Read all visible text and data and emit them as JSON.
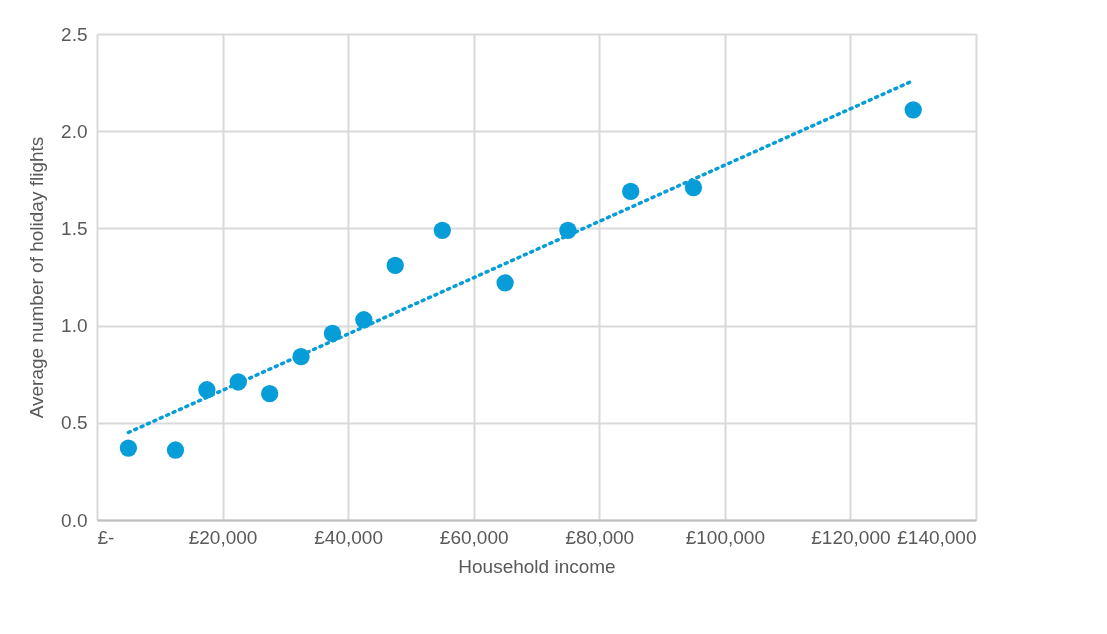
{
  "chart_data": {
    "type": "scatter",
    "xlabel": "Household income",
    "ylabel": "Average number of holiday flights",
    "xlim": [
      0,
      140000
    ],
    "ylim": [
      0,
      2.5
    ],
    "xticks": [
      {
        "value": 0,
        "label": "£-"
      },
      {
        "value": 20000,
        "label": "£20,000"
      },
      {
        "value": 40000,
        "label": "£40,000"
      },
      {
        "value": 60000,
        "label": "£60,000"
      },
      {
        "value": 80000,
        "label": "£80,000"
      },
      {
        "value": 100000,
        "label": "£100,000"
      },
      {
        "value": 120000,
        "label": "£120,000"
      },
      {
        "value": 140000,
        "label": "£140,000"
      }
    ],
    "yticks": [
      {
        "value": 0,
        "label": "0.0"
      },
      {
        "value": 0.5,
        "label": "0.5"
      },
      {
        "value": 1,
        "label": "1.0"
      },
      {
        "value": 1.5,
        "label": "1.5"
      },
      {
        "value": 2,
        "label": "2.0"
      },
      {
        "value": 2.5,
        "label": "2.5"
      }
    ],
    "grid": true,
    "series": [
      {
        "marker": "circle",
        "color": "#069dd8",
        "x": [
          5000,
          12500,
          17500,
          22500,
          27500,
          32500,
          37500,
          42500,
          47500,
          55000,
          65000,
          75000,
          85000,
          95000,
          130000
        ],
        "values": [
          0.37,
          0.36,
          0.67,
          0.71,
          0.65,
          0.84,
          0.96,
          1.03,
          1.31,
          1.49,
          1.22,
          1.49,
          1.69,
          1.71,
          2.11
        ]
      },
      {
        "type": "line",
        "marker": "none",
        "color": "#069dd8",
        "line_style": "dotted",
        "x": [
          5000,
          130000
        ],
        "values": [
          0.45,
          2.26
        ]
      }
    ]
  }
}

§

Aim >> Give an exact reproduction of every line, leaving out any picture.

Answer to this task >>
Read all visible text and data and emit them as JSON.
{
  "chart_data": {
    "type": "scatter",
    "xlabel": "Household income",
    "ylabel": "Average number of holiday flights",
    "xlim": [
      0,
      140000
    ],
    "ylim": [
      0,
      2.5
    ],
    "xticks": [
      {
        "value": 0,
        "label": "£-"
      },
      {
        "value": 20000,
        "label": "£20,000"
      },
      {
        "value": 40000,
        "label": "£40,000"
      },
      {
        "value": 60000,
        "label": "£60,000"
      },
      {
        "value": 80000,
        "label": "£80,000"
      },
      {
        "value": 100000,
        "label": "£100,000"
      },
      {
        "value": 120000,
        "label": "£120,000"
      },
      {
        "value": 140000,
        "label": "£140,000"
      }
    ],
    "yticks": [
      {
        "value": 0,
        "label": "0.0"
      },
      {
        "value": 0.5,
        "label": "0.5"
      },
      {
        "value": 1,
        "label": "1.0"
      },
      {
        "value": 1.5,
        "label": "1.5"
      },
      {
        "value": 2,
        "label": "2.0"
      },
      {
        "value": 2.5,
        "label": "2.5"
      }
    ],
    "grid": true,
    "series": [
      {
        "marker": "circle",
        "color": "#069dd8",
        "x": [
          5000,
          12500,
          17500,
          22500,
          27500,
          32500,
          37500,
          42500,
          47500,
          55000,
          65000,
          75000,
          85000,
          95000,
          130000
        ],
        "values": [
          0.37,
          0.36,
          0.67,
          0.71,
          0.65,
          0.84,
          0.96,
          1.03,
          1.31,
          1.49,
          1.22,
          1.49,
          1.69,
          1.71,
          2.11
        ]
      },
      {
        "type": "line",
        "marker": "none",
        "color": "#069dd8",
        "line_style": "dotted",
        "x": [
          5000,
          130000
        ],
        "values": [
          0.45,
          2.26
        ]
      }
    ]
  }
}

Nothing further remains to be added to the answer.